## Passage shown
________________________________________
Then there’s Forest’s sidekick Katie, who initially feels like a background player, but becomes one of the most compelling characters. Alison Pill (who currently stars as an AI specialist on Star Trek: Picard) plays her as a restrained, subtly unpleasant figure, avoiding the usual mad scientist stereotypes. She and Forest lead a team of offbeat geniuses including Stephen McKinley Henderson and Pacific Rim: Uprising star Cailee Spaeny, an entertaining duo marred by the bafflingly tone-deaf choice to cast a cisgender actress (Spaeny) as a trans man.

There’s a surprising amount of overlap between Devs and the masterful second season of The OA: Its Silicon Valley setting, its acknowledgment of homelessness (a rarity on American TV), its deeper philosophical conceits, and even coincidental details like casting British actress Liz Carr in a similar expository role. Fortunately, it doesn’t feel like a rehash, because while Devs and The OA cover some of the same territory, they travel in opposite directions. The OA has a New Age sensibility, with a more fantastical tone and a hopeful message about people overcoming trauma by embracing emotional vulnerability and working together. Both stories are tense and character-driven, but “hopeful” really isn’t a word you’d use to describe Alex Garland’s work. Occasionally funny, sure. Beautiful in a shiver-down-your-spine kind of way, yes. But optimistic? Not so much.
________________________________________
## Tasks and exercises
[a] In the Devs review, repeat the passage from "There’s a surprising" up to and including "Not so much.", swapping in "Bay Area" wherever "Silicon Valley" appears.
[b] For each statement, say whether the Devs review agrees with it, and quote the words of the review that decide it: (i) Alison Pill plays Katie. (ii) Devs has a New Age sensibility. (iii) Cailee Spaeny starred in Pacific Rim: Uprising.
[c] Write the next part of the Devs review, picking up after its final sentence.
________________________________________
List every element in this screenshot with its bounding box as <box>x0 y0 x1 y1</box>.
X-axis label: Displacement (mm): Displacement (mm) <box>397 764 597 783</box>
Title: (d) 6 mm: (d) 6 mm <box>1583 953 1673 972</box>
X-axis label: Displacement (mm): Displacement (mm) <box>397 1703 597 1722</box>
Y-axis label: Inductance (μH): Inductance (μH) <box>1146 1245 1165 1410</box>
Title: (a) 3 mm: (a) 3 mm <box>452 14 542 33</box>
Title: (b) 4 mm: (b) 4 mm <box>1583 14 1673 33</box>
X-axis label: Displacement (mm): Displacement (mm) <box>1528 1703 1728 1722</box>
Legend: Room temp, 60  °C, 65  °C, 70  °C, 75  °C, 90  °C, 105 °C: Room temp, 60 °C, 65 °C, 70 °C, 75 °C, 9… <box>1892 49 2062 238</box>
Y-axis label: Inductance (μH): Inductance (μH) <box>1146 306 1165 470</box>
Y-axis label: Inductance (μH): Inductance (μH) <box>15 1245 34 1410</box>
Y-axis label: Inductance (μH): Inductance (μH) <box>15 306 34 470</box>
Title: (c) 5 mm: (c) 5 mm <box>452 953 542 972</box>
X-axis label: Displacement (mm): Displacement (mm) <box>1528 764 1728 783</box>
________________________________________
## Outputs in order
[a]
There’s a surprising amount of overlap between Devs and the masterful second season of The OA: Its Bay Area setting, its acknowledgment of homelessness (a rarity on American TV), its deeper philosophical conceits, and even coincidental details like casting British actress Liz Carr in a similar expository role. Fortunately, it doesn’t feel like a rehash, because while Devs and The OA cover some of the same territory, they travel in opposite directions. The OA has a New Age sensibility, with a more fantastical tone and a hopeful message about people overcoming trauma by embracing emotional vulnerability and working together. Both stories are tense and character-driven, but “hopeful” really isn’t a word you’d use to describe Alex Garland’s work. Occasionally funny, sure. Beautiful in a shiver-down-your-spine kind of way, yes. But optimistic? Not so much.

[b]
(i) Yes: "Alison Pill (who currently stars as an AI specialist on Star Trek: Picard) plays her"
(ii) No: "The OA has a New Age sensibility"
(iii) Yes: "Pacific Rim: Uprising star Cailee Spaeny"

[c]
Running at a well-paced 45-50 minutes per episode, Devs keeps a conventional thriller storyline ticking along while gradually sinking into weirder and more enigmatic ideas. While some people won’t be excited to watch quantum physicists discuss determinism while standing in front of glowing lightbox walls, I for one was into it. Plenty of shows offer accomplished style or gripping drama or an original, politically relevant concept, but you rarely get to have all three at once.